++++ Data to use

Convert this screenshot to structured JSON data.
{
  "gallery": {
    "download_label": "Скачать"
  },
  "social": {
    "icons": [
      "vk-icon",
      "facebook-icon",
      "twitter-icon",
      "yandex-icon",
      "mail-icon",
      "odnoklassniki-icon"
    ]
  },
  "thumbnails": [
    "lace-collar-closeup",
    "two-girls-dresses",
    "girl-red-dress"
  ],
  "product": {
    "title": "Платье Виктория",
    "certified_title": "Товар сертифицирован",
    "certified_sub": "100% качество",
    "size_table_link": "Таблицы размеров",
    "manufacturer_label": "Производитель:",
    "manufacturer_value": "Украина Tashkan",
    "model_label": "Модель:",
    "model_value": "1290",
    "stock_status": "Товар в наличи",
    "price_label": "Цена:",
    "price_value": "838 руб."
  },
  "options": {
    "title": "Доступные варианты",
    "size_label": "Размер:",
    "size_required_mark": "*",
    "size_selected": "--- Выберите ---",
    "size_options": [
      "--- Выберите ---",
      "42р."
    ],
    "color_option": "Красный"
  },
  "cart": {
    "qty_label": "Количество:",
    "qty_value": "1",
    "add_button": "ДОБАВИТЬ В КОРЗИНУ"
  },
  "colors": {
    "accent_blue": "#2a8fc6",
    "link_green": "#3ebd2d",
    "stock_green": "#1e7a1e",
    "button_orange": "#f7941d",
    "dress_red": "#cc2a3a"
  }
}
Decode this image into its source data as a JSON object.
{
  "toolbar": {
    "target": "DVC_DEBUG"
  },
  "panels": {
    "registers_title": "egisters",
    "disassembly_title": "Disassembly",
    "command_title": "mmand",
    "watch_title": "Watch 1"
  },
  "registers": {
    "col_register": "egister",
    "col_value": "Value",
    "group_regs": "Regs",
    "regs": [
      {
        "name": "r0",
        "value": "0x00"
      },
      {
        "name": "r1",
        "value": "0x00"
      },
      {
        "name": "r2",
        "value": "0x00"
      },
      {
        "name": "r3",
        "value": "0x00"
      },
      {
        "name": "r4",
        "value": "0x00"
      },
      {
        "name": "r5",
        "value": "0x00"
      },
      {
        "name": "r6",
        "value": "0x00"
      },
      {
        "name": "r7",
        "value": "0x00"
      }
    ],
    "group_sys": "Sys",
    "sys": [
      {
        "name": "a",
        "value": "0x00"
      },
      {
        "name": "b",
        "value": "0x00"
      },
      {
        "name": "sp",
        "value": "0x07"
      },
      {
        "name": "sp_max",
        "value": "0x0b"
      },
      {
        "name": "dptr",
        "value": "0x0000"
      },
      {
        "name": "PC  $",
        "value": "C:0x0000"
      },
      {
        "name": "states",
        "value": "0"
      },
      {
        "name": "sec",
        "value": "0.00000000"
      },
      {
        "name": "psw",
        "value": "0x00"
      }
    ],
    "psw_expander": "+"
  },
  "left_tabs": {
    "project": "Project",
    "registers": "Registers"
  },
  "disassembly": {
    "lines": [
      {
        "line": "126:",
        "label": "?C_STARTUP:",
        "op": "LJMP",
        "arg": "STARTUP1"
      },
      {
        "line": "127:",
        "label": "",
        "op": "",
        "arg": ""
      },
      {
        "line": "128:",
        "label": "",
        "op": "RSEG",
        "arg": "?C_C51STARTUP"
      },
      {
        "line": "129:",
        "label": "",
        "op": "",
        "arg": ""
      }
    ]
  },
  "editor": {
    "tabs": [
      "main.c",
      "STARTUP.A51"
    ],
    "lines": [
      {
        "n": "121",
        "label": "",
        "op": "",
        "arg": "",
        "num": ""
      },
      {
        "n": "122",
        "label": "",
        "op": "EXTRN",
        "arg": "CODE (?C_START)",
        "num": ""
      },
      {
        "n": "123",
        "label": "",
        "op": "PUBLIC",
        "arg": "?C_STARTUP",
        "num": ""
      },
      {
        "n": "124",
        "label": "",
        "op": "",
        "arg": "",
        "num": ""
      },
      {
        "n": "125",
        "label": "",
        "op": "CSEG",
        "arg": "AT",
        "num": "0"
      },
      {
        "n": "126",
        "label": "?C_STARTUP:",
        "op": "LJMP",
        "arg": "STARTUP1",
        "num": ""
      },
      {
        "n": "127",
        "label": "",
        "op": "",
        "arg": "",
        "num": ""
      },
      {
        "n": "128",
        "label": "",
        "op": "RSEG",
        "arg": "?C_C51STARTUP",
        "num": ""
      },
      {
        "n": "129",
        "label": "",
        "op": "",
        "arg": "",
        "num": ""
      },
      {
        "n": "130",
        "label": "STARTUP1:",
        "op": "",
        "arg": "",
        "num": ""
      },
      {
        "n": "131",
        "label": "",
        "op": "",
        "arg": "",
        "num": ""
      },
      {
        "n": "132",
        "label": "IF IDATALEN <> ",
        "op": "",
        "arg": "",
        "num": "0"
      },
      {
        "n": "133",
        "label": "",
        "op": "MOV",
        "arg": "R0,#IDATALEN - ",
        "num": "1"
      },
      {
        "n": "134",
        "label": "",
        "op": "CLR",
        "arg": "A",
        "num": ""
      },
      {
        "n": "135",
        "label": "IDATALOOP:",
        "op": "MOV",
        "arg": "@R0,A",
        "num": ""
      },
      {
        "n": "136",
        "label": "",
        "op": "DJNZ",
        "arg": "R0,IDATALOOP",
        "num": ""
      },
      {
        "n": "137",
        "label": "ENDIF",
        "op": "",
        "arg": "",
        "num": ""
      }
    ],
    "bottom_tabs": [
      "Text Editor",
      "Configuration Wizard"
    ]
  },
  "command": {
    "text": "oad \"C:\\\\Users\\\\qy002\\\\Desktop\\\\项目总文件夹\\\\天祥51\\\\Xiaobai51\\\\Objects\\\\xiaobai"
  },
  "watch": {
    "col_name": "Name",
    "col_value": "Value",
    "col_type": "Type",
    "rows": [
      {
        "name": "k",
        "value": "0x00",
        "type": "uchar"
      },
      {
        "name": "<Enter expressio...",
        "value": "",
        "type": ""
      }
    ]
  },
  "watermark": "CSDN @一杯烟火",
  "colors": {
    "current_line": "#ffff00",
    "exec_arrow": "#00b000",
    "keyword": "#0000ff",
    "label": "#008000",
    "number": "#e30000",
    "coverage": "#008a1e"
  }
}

++++++++

## The task
Reproduce the records word for word.

## Task solution
Convert this screenshot to structured JSON data.
{
  "gallery": {
    "download_label": "Скачать"
  },
  "social": {
    "icons": [
      "vk-icon",
      "facebook-icon",
      "twitter-icon",
      "yandex-icon",
      "mail-icon",
      "odnoklassniki-icon"
    ]
  },
  "thumbnails": [
    "lace-collar-closeup",
    "two-girls-dresses",
    "girl-red-dress"
  ],
  "product": {
    "title": "Платье Виктория",
    "certified_title": "Товар сертифицирован",
    "certified_sub": "100% качество",
    "size_table_link": "Таблицы размеров",
    "manufacturer_label": "Производитель:",
    "manufacturer_value": "Украина Tashkan",
    "model_label": "Модель:",
    "model_value": "1290",
    "stock_status": "Товар в наличи",
    "price_label": "Цена:",
    "price_value": "838 руб."
  },
  "options": {
    "title": "Доступные варианты",
    "size_label": "Размер:",
    "size_required_mark": "*",
    "size_selected": "--- Выберите ---",
    "size_options": [
      "--- Выберите ---",
      "42р."
    ],
    "color_option": "Красный"
  },
  "cart": {
    "qty_label": "Количество:",
    "qty_value": "1",
    "add_button": "ДОБАВИТЬ В КОРЗИНУ"
  },
  "colors": {
    "accent_blue": "#2a8fc6",
    "link_green": "#3ebd2d",
    "stock_green": "#1e7a1e",
    "button_orange": "#f7941d",
    "dress_red": "#cc2a3a"
  }
}
Decode this image into its source data as a JSON object.
{
  "toolbar": {
    "target": "DVC_DEBUG"
  },
  "panels": {
    "registers_title": "egisters",
    "disassembly_title": "Disassembly",
    "command_title": "mmand",
    "watch_title": "Watch 1"
  },
  "registers": {
    "col_register": "egister",
    "col_value": "Value",
    "group_regs": "Regs",
    "regs": [
      {
        "name": "r0",
        "value": "0x00"
      },
      {
        "name": "r1",
        "value": "0x00"
      },
      {
        "name": "r2",
        "value": "0x00"
      },
      {
        "name": "r3",
        "value": "0x00"
      },
      {
        "name": "r4",
        "value": "0x00"
      },
      {
        "name": "r5",
        "value": "0x00"
      },
      {
        "name": "r6",
        "value": "0x00"
      },
      {
        "name": "r7",
        "value": "0x00"
      }
    ],
    "group_sys": "Sys",
    "sys": [
      {
        "name": "a",
        "value": "0x00"
      },
      {
        "name": "b",
        "value": "0x00"
      },
      {
        "name": "sp",
        "value": "0x07"
      },
      {
        "name": "sp_max",
        "value": "0x0b"
      },
      {
        "name": "dptr",
        "value": "0x0000"
      },
      {
        "name": "PC  $",
        "value": "C:0x0000"
      },
      {
        "name": "states",
        "value": "0"
      },
      {
        "name": "sec",
        "value": "0.00000000"
      },
      {
        "name": "psw",
        "value": "0x00"
      }
    ],
    "psw_expander": "+"
  },
  "left_tabs": {
    "project": "Project",
    "registers": "Registers"
  },
  "disassembly": {
    "lines": [
      {
        "line": "126:",
        "label": "?C_STARTUP:",
        "op": "LJMP",
        "arg": "STARTUP1"
      },
      {
        "line": "127:",
        "label": "",
        "op": "",
        "arg": ""
      },
      {
        "line": "128:",
        "label": "",
        "op": "RSEG",
        "arg": "?C_C51STARTUP"
      },
      {
        "line": "129:",
        "label": "",
        "op": "",
        "arg": ""
      }
    ]
  },
  "editor": {
    "tabs": [
      "main.c",
      "STARTUP.A51"
    ],
    "lines": [
      {
        "n": "121",
        "label": "",
        "op": "",
        "arg": "",
        "num": ""
      },
      {
        "n": "122",
        "label": "",
        "op": "EXTRN",
        "arg": "CODE (?C_START)",
        "num": ""
      },
      {
        "n": "123",
        "label": "",
        "op": "PUBLIC",
        "arg": "?C_STARTUP",
        "num": ""
      },
      {
        "n": "124",
        "label": "",
        "op": "",
        "arg": "",
        "num": ""
      },
      {
        "n": "125",
        "label": "",
        "op": "CSEG",
        "arg": "AT",
        "num": "0"
      },
      {
        "n": "126",
        "label": "?C_STARTUP:",
        "op": "LJMP",
        "arg": "STARTUP1",
        "num": ""
      },
      {
        "n": "127",
        "label": "",
        "op": "",
        "arg": "",
        "num": ""
      },
      {
        "n": "128",
        "label": "",
        "op": "RSEG",
        "arg": "?C_C51STARTUP",
        "num": ""
      },
      {
        "n": "129",
        "label": "",
        "op": "",
        "arg": "",
        "num": ""
      },
      {
        "n": "130",
        "label": "STARTUP1:",
        "op": "",
        "arg": "",
        "num": ""
      },
      {
        "n": "131",
        "label": "",
        "op": "",
        "arg": "",
        "num": ""
      },
      {
        "n": "132",
        "label": "IF IDATALEN <> ",
        "op": "",
        "arg": "",
        "num": "0"
      },
      {
        "n": "133",
        "label": "",
        "op": "MOV",
        "arg": "R0,#IDATALEN - ",
        "num": "1"
      },
      {
        "n": "134",
        "label": "",
        "op": "CLR",
        "arg": "A",
        "num": ""
      },
      {
        "n": "135",
        "label": "IDATALOOP:",
        "op": "MOV",
        "arg": "@R0,A",
        "num": ""
      },
      {
        "n": "136",
        "label": "",
        "op": "DJNZ",
        "arg": "R0,IDATALOOP",
        "num": ""
      },
      {
        "n": "137",
        "label": "ENDIF",
        "op": "",
        "arg": "",
        "num": ""
      }
    ],
    "bottom_tabs": [
      "Text Editor",
      "Configuration Wizard"
    ]
  },
  "command": {
    "text": "oad \"C:\\\\Users\\\\qy002\\\\Desktop\\\\项目总文件夹\\\\天祥51\\\\Xiaobai51\\\\Objects\\\\xiaobai"
  },
  "watch": {
    "col_name": "Name",
    "col_value": "Value",
    "col_type": "Type",
    "rows": [
      {
        "name": "k",
        "value": "0x00",
        "type": "uchar"
      },
      {
        "name": "<Enter expressio...",
        "value": "",
        "type": ""
      }
    ]
  },
  "watermark": "CSDN @一杯烟火",
  "colors": {
    "current_line": "#ffff00",
    "exec_arrow": "#00b000",
    "keyword": "#0000ff",
    "label": "#008000",
    "number": "#e30000",
    "coverage": "#008a1e"
  }
}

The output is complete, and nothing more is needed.